**ENTRIES**
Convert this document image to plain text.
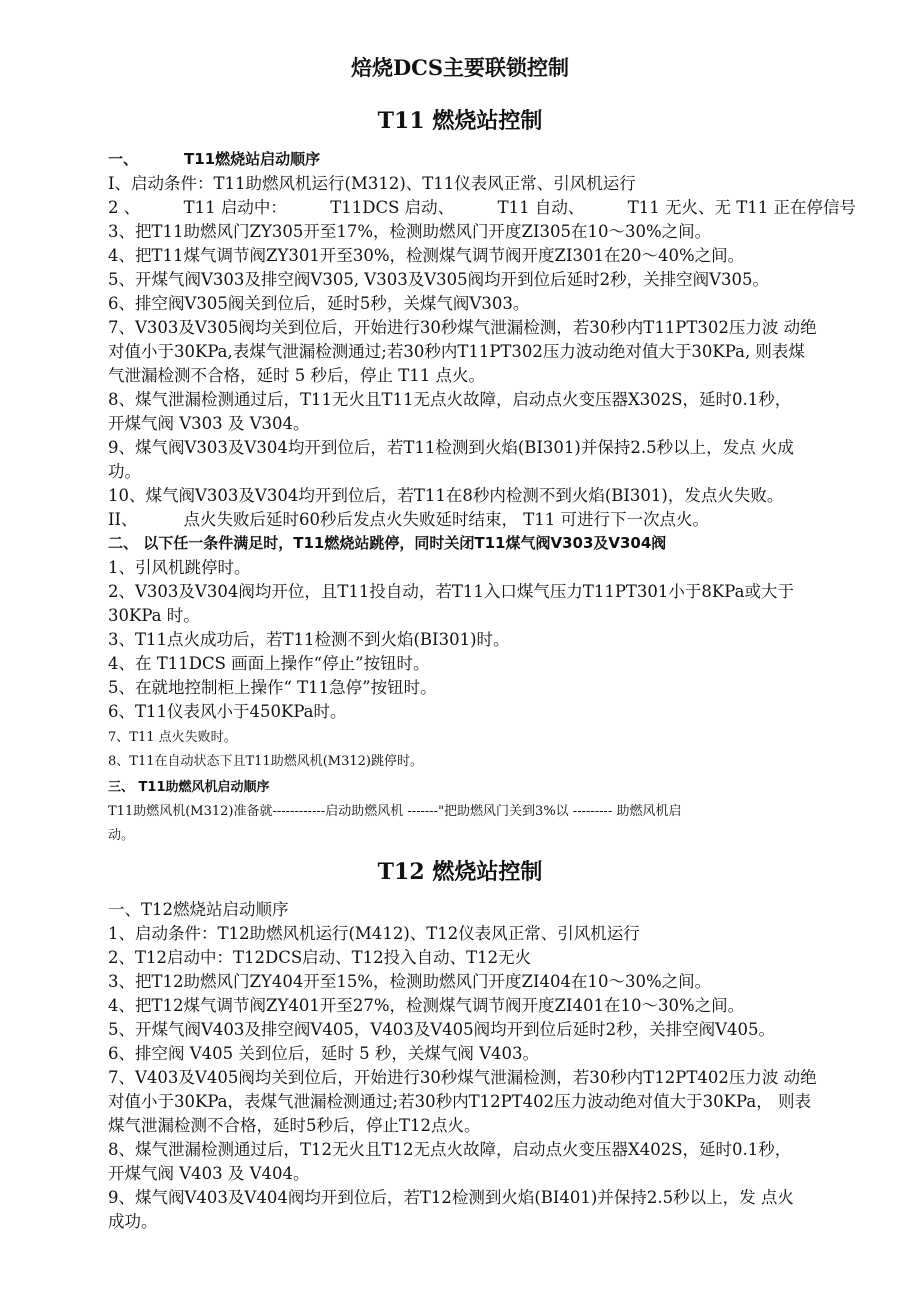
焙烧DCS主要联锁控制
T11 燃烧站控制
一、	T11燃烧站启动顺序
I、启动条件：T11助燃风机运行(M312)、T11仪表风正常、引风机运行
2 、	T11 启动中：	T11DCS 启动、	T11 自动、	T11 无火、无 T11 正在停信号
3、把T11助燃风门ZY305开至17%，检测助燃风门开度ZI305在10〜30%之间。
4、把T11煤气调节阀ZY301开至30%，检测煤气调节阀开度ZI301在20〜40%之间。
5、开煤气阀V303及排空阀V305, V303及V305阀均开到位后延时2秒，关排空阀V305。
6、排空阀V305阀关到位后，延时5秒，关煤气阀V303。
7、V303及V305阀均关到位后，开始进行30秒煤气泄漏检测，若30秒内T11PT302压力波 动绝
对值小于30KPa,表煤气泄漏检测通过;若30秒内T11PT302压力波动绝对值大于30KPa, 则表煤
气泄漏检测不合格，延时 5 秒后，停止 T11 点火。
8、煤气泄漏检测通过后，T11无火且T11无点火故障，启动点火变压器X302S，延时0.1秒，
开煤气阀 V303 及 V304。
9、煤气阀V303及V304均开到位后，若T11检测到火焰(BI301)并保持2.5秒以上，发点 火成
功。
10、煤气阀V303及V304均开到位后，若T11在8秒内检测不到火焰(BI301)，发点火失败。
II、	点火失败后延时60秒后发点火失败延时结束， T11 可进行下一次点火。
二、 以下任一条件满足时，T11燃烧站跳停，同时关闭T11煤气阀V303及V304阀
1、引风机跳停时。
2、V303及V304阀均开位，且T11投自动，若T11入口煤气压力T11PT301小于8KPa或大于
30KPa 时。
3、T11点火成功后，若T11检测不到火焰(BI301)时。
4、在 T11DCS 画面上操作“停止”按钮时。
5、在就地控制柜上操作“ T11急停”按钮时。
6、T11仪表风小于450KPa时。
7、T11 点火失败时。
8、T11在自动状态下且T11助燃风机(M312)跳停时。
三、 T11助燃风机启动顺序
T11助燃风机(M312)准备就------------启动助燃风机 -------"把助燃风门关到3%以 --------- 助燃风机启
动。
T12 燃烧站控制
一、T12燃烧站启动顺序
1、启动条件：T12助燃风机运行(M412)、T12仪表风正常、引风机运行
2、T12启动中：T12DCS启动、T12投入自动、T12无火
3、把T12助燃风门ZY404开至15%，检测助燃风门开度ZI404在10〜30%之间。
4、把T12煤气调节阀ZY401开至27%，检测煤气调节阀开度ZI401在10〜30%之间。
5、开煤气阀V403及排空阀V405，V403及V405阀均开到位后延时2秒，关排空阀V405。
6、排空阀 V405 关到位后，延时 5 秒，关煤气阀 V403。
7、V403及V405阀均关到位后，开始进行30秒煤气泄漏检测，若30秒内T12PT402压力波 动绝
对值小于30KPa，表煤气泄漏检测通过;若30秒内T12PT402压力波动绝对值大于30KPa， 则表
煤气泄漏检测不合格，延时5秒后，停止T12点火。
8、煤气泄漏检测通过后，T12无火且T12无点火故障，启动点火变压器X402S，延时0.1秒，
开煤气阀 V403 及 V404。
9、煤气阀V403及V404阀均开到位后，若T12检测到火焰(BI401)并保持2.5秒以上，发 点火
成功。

**DIRECTIONS FOR THIS TASK**
Extract the text of all the records above verbatim, excluding pictures.

**EXERCISE SOLUTION**
Convert this document image to plain text.
焙烧DCS主要联锁控制
T11 燃烧站控制
一、	T11燃烧站启动顺序
I、启动条件：T11助燃风机运行(M312)、T11仪表风正常、引风机运行
2 、	T11 启动中：	T11DCS 启动、	T11 自动、	T11 无火、无 T11 正在停信号
3、把T11助燃风门ZY305开至17%，检测助燃风门开度ZI305在10〜30%之间。
4、把T11煤气调节阀ZY301开至30%，检测煤气调节阀开度ZI301在20〜40%之间。
5、开煤气阀V303及排空阀V305, V303及V305阀均开到位后延时2秒，关排空阀V305。
6、排空阀V305阀关到位后，延时5秒，关煤气阀V303。
7、V303及V305阀均关到位后，开始进行30秒煤气泄漏检测，若30秒内T11PT302压力波 动绝
对值小于30KPa,表煤气泄漏检测通过;若30秒内T11PT302压力波动绝对值大于30KPa, 则表煤
气泄漏检测不合格，延时 5 秒后，停止 T11 点火。
8、煤气泄漏检测通过后，T11无火且T11无点火故障，启动点火变压器X302S，延时0.1秒，
开煤气阀 V303 及 V304。
9、煤气阀V303及V304均开到位后，若T11检测到火焰(BI301)并保持2.5秒以上，发点 火成
功。
10、煤气阀V303及V304均开到位后，若T11在8秒内检测不到火焰(BI301)，发点火失败。
II、	点火失败后延时60秒后发点火失败延时结束， T11 可进行下一次点火。
二、 以下任一条件满足时，T11燃烧站跳停，同时关闭T11煤气阀V303及V304阀
1、引风机跳停时。
2、V303及V304阀均开位，且T11投自动，若T11入口煤气压力T11PT301小于8KPa或大于
30KPa 时。
3、T11点火成功后，若T11检测不到火焰(BI301)时。
4、在 T11DCS 画面上操作“停止”按钮时。
5、在就地控制柜上操作“ T11急停”按钮时。
6、T11仪表风小于450KPa时。
7、T11 点火失败时。
8、T11在自动状态下且T11助燃风机(M312)跳停时。
三、 T11助燃风机启动顺序
T11助燃风机(M312)准备就------------启动助燃风机 -------"把助燃风门关到3%以 --------- 助燃风机启
动。
T12 燃烧站控制
一、T12燃烧站启动顺序
1、启动条件：T12助燃风机运行(M412)、T12仪表风正常、引风机运行
2、T12启动中：T12DCS启动、T12投入自动、T12无火
3、把T12助燃风门ZY404开至15%，检测助燃风门开度ZI404在10〜30%之间。
4、把T12煤气调节阀ZY401开至27%，检测煤气调节阀开度ZI401在10〜30%之间。
5、开煤气阀V403及排空阀V405，V403及V405阀均开到位后延时2秒，关排空阀V405。
6、排空阀 V405 关到位后，延时 5 秒，关煤气阀 V403。
7、V403及V405阀均关到位后，开始进行30秒煤气泄漏检测，若30秒内T12PT402压力波 动绝
对值小于30KPa，表煤气泄漏检测通过;若30秒内T12PT402压力波动绝对值大于30KPa， 则表
煤气泄漏检测不合格，延时5秒后，停止T12点火。
8、煤气泄漏检测通过后，T12无火且T12无点火故障，启动点火变压器X402S，延时0.1秒，
开煤气阀 V403 及 V404。
9、煤气阀V403及V404阀均开到位后，若T12检测到火焰(BI401)并保持2.5秒以上，发 点火
成功。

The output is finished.